Objective:
Note each line that includes the word "this". Copy those lines.
Start Records supplied
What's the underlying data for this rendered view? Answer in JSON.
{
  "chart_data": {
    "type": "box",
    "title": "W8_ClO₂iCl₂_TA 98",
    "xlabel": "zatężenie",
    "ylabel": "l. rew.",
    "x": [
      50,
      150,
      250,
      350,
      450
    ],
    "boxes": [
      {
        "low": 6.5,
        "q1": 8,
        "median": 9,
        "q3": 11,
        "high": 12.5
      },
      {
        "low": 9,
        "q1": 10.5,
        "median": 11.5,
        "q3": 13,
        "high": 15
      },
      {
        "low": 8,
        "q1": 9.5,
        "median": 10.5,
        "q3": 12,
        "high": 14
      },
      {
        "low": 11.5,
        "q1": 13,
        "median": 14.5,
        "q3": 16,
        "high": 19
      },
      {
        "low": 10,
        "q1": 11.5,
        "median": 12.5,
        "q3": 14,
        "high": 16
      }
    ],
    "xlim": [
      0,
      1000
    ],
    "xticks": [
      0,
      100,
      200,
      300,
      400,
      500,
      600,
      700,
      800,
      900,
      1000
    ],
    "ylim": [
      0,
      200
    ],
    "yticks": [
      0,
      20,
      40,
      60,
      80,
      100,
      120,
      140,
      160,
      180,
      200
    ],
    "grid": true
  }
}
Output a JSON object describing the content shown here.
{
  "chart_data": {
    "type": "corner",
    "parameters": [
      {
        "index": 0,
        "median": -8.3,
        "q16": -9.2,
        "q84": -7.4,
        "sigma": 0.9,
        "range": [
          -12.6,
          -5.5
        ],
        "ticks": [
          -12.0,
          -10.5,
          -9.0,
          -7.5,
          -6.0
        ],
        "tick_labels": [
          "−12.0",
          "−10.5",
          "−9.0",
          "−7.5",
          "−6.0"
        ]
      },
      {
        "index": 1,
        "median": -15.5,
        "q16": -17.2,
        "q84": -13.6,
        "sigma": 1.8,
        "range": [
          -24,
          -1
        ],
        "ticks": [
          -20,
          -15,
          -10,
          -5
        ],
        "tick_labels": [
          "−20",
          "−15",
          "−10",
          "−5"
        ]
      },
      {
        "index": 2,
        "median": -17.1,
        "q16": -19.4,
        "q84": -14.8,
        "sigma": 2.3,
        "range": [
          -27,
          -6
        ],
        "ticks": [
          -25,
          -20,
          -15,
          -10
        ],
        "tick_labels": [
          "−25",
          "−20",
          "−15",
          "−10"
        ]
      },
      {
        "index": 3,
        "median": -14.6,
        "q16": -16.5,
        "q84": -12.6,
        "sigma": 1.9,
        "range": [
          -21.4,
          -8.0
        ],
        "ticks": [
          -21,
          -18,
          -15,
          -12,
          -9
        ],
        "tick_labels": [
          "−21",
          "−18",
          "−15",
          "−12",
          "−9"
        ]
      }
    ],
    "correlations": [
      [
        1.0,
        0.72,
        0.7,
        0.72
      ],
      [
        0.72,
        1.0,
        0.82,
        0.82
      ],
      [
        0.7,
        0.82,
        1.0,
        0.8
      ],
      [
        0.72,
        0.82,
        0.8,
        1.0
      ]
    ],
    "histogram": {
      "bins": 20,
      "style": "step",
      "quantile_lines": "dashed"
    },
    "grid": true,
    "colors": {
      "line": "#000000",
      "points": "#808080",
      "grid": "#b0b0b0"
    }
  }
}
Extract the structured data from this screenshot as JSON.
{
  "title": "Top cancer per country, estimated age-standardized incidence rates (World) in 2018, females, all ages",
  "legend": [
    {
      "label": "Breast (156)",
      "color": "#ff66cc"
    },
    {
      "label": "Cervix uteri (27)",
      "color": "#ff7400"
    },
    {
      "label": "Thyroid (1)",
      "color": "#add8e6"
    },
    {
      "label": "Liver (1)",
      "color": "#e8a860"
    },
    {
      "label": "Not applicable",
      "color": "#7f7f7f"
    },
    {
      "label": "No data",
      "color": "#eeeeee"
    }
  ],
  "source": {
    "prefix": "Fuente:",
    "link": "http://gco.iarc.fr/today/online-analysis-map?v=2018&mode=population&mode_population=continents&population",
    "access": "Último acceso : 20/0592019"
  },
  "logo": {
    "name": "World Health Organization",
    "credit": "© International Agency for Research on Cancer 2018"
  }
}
End Records supplied
Written response:
What's the underlying data for this rendered view? Answer in JSON.
Extract the structured data from this screenshot as JSON.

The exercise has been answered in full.